SET OF TASKS:
#1 In the article on hometown coins, where is Kenya's Bangla Pesa used?
#2 Revise the article on hometown coins from "Hometown coins are" to "stabilize buying power.", putting "global competition" in place of "globalization".
#3 Continue the article on hometown coins after its last sentence.

Hometown coins: How community currencies are helping local economies
Hometown coins: How community currencies are helping local economies
Hometown coins: How community currencies are helping local economies
- Author:
- October 27, 2022
Insight summary
Hometown coins, or community currencies, are emerging as a dynamic tool to boost local economies and showcase unique regional identities. While gaining traction, they face challenges like operational costs and integrating into mainstream markets. These local currencies not only encourage spending within communities but may also prompt changes in government policies and business models, stirring debates on their broader economic and social impacts.
Hometown coins context
Hometown coins, also called community currency, are local vouchers used at businesses or establishments that have agreed to accept them as an alternative to the national currency. The goal is to increase spending in the area’s economy. According to research published in OpenEdition Journals, thousands of community currencies have existed since the 1930s but have grown in popularity since the 2010s.
Hometown coins are viewed as a unique instrument for encouraging local trade in the face of globalization. Other advantages include allowing persons who don’t have access to paid employment to generate money through charity or other community activities, as well as providing a platform for a particular town or region to express its distinct identity. Community currencies can also complement spending power in places where disposable incomes can be unstable. For example, Kenya’s hyper-local Bangla Pesa is only used in one area of Mombasa to stabilize buying power.

DATA UNDER STUDY:

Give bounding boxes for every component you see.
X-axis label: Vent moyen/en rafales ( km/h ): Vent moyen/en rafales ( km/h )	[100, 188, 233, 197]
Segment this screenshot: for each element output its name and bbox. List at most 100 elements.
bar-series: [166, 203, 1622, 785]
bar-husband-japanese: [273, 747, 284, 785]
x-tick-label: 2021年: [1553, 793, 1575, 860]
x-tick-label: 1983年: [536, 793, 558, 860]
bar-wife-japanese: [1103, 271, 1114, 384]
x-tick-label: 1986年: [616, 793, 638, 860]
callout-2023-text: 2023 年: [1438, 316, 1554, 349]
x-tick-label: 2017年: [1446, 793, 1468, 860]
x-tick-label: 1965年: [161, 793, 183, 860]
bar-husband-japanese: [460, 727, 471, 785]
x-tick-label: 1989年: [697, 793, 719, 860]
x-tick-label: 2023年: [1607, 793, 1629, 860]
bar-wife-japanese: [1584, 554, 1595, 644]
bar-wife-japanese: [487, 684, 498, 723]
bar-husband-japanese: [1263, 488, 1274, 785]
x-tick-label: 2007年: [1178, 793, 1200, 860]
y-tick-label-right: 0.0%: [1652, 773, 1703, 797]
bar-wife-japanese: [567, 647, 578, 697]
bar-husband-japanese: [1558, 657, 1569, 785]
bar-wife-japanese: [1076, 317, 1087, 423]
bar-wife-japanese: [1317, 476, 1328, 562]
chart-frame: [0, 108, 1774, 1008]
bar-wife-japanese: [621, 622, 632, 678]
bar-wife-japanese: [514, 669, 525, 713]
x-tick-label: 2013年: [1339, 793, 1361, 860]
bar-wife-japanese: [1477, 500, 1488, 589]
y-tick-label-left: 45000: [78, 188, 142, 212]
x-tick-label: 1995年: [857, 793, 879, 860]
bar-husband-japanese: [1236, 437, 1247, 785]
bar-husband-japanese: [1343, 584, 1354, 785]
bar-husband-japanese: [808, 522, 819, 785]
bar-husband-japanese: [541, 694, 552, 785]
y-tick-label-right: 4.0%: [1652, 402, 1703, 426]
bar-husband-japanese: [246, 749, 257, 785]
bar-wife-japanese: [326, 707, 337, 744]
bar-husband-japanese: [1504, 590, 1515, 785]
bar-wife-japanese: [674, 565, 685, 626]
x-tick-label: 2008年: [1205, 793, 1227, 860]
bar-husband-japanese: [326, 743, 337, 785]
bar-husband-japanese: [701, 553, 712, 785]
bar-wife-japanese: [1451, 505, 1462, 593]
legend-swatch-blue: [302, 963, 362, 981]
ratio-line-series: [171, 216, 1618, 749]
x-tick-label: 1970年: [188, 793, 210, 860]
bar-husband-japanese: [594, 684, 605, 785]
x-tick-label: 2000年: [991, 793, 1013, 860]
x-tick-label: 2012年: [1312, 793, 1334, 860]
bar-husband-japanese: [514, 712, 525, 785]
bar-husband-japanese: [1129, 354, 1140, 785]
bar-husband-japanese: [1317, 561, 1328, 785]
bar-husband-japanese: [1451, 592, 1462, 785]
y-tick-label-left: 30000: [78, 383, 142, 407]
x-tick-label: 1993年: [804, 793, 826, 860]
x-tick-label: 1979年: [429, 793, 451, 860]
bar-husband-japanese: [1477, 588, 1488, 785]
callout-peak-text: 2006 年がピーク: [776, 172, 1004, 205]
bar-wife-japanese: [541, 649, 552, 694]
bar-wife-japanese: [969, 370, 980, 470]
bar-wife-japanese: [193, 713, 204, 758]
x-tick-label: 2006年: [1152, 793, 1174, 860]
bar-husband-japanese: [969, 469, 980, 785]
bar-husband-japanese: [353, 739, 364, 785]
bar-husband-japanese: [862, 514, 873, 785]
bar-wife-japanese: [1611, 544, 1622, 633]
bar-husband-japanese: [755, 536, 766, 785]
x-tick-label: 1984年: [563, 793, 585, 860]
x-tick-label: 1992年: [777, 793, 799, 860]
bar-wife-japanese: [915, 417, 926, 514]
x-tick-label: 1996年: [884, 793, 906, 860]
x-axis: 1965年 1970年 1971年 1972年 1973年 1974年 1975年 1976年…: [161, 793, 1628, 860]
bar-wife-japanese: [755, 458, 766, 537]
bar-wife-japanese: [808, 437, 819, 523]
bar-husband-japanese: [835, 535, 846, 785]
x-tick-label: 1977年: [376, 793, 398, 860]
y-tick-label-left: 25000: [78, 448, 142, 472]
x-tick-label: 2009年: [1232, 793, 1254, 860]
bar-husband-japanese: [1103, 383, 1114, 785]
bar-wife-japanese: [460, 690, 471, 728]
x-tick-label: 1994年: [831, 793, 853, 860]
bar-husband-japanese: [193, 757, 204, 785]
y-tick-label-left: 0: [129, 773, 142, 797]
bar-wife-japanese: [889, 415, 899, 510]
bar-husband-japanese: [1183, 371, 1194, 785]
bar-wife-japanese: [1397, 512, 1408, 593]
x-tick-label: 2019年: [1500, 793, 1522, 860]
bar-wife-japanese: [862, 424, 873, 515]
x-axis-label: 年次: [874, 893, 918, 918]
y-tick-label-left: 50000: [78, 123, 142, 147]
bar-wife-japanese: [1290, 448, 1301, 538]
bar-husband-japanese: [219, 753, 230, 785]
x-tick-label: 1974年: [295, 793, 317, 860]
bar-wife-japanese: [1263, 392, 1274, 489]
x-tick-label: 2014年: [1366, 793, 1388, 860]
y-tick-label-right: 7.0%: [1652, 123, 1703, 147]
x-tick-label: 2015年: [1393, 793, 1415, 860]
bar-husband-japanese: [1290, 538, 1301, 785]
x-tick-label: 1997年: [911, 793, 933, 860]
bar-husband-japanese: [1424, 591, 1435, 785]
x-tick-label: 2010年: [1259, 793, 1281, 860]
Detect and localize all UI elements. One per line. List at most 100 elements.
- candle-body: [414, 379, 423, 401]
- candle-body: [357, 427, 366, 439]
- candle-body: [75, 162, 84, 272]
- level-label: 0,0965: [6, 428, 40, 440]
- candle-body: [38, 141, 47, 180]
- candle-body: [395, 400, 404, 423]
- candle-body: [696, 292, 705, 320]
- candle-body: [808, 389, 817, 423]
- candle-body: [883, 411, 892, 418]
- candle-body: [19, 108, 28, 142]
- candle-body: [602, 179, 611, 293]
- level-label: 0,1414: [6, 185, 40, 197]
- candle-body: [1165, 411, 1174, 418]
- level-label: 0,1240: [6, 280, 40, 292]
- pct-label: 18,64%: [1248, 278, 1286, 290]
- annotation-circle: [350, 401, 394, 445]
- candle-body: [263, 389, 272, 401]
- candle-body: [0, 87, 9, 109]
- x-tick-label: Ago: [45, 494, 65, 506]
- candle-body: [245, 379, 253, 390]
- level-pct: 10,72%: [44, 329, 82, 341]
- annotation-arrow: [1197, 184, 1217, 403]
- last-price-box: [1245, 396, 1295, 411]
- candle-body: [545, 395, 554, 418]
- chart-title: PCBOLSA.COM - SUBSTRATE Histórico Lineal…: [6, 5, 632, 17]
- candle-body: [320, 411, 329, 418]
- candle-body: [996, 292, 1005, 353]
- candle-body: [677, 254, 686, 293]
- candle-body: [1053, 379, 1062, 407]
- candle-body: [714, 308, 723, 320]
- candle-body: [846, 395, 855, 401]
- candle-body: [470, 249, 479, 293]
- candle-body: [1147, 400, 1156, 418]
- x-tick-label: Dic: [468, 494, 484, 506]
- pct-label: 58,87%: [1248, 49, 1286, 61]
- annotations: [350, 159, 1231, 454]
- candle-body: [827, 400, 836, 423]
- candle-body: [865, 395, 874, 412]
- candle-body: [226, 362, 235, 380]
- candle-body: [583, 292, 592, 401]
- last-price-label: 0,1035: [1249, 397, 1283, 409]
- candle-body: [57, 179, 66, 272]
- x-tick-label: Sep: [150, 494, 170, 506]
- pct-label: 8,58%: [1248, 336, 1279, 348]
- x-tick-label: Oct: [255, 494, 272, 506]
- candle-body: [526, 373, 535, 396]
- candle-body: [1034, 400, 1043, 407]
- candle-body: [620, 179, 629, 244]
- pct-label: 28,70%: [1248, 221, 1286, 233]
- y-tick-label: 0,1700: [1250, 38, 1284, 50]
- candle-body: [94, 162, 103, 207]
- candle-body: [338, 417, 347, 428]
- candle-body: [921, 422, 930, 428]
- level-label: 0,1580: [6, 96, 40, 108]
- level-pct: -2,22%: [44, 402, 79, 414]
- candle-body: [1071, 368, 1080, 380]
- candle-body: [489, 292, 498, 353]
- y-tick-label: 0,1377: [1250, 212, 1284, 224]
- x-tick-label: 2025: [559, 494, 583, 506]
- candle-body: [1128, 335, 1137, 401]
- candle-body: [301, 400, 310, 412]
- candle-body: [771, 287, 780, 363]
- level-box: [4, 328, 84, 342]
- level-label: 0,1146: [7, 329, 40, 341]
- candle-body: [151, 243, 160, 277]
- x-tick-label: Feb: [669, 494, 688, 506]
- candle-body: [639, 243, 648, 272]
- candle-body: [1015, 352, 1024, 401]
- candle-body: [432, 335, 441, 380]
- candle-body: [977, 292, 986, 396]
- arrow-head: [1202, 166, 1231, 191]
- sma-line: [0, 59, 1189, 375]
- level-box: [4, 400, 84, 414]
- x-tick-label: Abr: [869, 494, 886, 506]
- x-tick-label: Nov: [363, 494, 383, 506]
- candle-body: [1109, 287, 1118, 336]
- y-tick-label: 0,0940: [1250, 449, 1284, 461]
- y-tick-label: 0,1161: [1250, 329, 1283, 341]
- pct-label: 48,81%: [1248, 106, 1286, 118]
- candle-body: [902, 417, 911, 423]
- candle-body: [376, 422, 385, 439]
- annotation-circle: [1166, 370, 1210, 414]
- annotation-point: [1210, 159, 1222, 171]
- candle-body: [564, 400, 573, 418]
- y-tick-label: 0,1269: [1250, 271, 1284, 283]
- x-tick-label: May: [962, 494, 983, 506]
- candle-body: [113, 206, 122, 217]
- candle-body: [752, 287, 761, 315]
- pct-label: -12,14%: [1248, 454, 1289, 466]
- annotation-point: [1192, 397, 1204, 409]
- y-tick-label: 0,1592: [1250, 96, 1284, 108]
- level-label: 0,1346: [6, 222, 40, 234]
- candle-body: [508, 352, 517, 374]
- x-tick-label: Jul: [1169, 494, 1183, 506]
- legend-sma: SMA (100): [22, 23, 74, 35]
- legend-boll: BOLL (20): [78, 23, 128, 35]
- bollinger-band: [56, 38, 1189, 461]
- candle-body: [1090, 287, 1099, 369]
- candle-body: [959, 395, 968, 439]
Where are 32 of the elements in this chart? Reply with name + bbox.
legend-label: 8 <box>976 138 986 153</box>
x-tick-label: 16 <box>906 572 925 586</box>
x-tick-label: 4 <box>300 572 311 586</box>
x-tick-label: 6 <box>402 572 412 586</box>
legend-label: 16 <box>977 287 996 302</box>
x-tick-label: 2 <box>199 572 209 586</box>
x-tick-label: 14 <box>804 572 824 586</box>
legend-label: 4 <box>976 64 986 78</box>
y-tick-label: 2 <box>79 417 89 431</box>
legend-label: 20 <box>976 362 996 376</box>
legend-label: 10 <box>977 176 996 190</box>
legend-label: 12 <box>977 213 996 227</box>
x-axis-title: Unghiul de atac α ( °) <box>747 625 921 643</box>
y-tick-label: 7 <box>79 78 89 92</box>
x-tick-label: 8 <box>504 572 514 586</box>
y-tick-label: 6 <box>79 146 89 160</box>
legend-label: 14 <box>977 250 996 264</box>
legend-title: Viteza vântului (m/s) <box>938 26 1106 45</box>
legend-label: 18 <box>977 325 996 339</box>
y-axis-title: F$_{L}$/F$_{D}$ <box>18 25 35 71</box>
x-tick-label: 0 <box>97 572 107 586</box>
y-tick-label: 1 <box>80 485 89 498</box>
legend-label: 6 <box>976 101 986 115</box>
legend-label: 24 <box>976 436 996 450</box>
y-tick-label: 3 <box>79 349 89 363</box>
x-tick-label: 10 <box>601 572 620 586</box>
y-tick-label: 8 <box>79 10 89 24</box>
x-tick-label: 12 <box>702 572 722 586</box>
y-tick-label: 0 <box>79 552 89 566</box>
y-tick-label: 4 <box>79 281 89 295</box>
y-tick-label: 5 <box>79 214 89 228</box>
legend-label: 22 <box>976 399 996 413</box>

TASK-BY-TASK OUTPUTS:
#1 Only in one area of Mombasa.

#2
Hometown coins are viewed as a unique instrument for encouraging local trade in the face of global competition. Other advantages include allowing persons who don’t have access to paid employment to generate money through charity or other community activities, as well as providing a platform for a particular town or region to express its distinct identity. Community currencies can also complement spending power in places where disposable incomes can be unstable. For example, Kenya’s hyper-local Bangla Pesa is only used in one area of Mombasa to stabilize buying power.

#3
Though community currencies are slowly growing in popularity, they have yet to enter the mainstream market fully. Part of this is due to a lack of understanding of running costs or an inability to provide digital platforms that cater more to everyday spending habits. Different countries are now taking unique approaches to solving these issues. For example, some communities are looking into cryptocurrency that allocates some of its earnings to local community programs.
Disruptive impact
In August 2021, the cryptocurrency MiamiCoin was established to support Miami city’s projects. According to the coin’s press release, it’s a programmable city-based token that can help generate income for local governments. The cryptocurrency, created by CityCoins, has a circular life cycle. To acquire it, one must buy another digital currency token called Stacks (worth about USD $1 per unit) and use it to bid for MiamiCoin.
The city’s government will get 30 percent of all Stacks spent by miners. However, one major criticism about the crypto coin is that, unlike traditional community currencies, it has no use for actual financial transactions in Miami. For example, one can’t pay taxes or rent. Nonetheless, shortly after the MiamiCoin debut, CityCoin launched the NYCCoin and is working on AustinCoin and PhiladelphiaCoin.
Meanwhile, the UK has been one of the pioneers of community currencies. The country’s first hometown currency, the Totnes Pound, was launched in Devon by the anti-globalization Transition Movement in 2006. Additionally, in the UK city of Bristol, around 500 businesses accept the Bristol Pound, considered Britain’s largest community currency. Aside from enabling financial transactions, the Bristol Pound, launched in 2012, showcases the local culture and ideals.
For example, the currency’s One Pound note features a painting of protestors in the streets of a bohemian area battling against a supermarket chain moving into their neighborhood, based on the actual 2011 protests. Plans for new city-based money are being discussed for Glasgow, Cardiff, and Birmingham. Only the Bank of England is allowed to print legal tender, so community currency bank notes are technically vouchers that local businesses can opt to accept.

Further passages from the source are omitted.